- [Aim of the task] Your answer should be a single number: the count of lines containing "electric".

- [Excerpted data]
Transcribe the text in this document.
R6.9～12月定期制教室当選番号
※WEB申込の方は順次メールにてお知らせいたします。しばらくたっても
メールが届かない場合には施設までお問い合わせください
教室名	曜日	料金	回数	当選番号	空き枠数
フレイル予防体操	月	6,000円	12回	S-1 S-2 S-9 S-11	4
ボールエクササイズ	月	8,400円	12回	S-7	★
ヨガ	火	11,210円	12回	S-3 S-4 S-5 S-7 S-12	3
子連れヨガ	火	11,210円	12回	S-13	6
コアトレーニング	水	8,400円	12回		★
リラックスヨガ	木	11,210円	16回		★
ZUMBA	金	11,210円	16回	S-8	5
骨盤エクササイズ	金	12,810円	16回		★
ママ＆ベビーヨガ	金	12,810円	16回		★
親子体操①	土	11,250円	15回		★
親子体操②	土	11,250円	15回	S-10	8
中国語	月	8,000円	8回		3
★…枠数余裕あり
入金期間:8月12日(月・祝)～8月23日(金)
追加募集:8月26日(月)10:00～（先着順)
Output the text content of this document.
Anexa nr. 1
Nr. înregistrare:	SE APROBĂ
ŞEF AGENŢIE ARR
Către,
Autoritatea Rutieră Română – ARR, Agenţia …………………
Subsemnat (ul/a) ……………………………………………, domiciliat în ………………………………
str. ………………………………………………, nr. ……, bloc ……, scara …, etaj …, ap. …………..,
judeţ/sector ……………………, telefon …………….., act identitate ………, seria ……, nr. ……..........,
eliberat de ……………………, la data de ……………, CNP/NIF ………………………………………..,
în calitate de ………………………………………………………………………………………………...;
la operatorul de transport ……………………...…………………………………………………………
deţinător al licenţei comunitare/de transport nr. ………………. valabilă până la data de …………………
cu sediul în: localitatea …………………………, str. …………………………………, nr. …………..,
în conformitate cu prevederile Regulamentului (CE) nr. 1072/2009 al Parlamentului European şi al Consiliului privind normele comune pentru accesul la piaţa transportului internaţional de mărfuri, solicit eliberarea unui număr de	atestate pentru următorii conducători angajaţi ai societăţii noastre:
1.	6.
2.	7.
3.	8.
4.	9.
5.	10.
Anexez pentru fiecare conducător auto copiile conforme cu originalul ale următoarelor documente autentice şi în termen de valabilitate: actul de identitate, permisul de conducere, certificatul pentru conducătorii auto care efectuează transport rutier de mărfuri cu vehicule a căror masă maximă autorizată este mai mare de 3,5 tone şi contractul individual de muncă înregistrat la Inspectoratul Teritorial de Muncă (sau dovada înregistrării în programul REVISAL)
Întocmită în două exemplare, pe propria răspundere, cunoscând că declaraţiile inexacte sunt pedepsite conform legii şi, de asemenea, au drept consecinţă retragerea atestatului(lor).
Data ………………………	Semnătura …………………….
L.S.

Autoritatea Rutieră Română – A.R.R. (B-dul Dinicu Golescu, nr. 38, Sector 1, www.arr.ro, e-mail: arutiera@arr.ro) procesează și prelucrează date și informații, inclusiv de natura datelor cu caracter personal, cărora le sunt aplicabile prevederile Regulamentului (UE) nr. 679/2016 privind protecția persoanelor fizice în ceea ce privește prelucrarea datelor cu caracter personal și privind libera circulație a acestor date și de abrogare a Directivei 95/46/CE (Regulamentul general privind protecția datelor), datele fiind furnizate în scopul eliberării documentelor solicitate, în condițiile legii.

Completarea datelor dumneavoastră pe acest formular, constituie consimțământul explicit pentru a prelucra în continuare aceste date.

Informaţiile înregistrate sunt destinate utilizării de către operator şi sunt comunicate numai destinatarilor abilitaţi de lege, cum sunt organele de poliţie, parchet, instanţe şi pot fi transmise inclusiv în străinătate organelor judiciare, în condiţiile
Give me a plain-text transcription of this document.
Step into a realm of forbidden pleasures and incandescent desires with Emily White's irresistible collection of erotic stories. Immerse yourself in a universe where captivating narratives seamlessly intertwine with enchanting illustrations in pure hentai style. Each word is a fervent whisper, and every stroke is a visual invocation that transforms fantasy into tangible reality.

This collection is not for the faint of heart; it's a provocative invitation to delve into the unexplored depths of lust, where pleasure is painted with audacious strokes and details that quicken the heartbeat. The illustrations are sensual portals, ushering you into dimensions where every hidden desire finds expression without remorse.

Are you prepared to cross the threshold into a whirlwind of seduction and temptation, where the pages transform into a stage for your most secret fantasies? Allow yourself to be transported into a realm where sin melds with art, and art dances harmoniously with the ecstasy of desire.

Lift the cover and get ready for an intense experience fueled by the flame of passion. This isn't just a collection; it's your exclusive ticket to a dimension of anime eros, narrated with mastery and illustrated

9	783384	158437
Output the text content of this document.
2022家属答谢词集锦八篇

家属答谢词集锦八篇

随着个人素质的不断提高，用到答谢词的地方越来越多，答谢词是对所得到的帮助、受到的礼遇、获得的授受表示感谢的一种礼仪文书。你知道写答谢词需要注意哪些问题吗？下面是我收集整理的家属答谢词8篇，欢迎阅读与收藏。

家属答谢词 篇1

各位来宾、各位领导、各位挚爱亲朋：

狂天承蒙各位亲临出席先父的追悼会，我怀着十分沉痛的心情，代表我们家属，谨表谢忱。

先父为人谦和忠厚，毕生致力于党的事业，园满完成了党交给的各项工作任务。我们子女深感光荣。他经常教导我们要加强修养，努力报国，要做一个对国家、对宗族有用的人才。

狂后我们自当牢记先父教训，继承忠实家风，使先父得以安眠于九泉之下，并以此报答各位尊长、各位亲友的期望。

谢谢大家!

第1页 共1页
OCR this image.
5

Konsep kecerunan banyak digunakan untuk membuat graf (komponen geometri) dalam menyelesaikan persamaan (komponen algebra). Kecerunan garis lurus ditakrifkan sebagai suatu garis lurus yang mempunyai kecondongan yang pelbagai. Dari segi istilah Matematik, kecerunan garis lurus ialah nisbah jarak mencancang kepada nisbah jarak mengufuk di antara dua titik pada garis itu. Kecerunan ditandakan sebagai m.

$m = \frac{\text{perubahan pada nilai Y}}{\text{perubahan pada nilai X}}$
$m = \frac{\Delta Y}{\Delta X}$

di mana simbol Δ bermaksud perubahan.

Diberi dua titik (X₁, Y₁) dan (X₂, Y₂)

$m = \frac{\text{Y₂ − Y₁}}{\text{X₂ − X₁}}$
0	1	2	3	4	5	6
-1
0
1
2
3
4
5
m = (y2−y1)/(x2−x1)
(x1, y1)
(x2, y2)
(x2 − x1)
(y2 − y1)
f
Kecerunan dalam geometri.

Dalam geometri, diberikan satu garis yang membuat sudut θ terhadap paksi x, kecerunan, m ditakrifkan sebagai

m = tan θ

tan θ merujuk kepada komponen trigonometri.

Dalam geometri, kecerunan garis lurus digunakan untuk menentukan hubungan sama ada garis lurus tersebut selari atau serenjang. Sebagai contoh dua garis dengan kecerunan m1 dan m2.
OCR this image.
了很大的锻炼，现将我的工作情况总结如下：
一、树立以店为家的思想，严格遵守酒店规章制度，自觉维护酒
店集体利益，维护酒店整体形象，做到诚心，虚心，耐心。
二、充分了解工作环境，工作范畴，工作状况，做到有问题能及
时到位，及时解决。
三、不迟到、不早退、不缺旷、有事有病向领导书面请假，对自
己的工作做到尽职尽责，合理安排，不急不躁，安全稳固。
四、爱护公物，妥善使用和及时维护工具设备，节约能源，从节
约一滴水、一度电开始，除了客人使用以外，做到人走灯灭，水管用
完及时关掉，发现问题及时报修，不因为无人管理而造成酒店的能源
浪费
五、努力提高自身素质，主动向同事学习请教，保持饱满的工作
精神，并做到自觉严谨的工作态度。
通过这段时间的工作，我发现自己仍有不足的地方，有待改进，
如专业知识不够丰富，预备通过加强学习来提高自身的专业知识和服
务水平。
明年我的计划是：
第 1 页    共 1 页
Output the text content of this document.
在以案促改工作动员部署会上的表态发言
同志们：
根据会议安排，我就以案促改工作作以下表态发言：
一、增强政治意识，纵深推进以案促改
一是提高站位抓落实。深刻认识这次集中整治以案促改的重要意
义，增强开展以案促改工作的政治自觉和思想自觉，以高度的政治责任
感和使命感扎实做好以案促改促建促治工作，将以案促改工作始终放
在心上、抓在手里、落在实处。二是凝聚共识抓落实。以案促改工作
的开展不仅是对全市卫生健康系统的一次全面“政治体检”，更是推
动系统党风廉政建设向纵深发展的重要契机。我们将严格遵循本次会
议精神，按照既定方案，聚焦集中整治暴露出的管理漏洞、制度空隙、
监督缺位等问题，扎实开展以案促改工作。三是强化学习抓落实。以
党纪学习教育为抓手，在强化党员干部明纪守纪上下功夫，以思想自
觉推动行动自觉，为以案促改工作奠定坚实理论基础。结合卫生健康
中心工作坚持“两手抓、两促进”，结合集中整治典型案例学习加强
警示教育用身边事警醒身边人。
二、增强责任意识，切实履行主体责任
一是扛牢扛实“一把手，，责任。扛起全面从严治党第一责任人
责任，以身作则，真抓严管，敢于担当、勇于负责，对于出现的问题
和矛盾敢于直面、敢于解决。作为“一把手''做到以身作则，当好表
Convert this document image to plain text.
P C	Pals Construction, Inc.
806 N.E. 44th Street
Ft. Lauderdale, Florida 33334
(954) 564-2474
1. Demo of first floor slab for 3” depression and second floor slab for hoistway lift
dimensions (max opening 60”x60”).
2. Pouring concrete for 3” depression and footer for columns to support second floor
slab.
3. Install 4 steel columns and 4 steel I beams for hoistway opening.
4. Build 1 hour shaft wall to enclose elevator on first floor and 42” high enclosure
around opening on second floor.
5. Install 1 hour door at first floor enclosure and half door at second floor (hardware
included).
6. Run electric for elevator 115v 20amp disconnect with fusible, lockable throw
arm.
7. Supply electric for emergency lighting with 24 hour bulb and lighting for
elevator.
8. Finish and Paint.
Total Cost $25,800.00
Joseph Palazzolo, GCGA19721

- [Output for this exercise] 2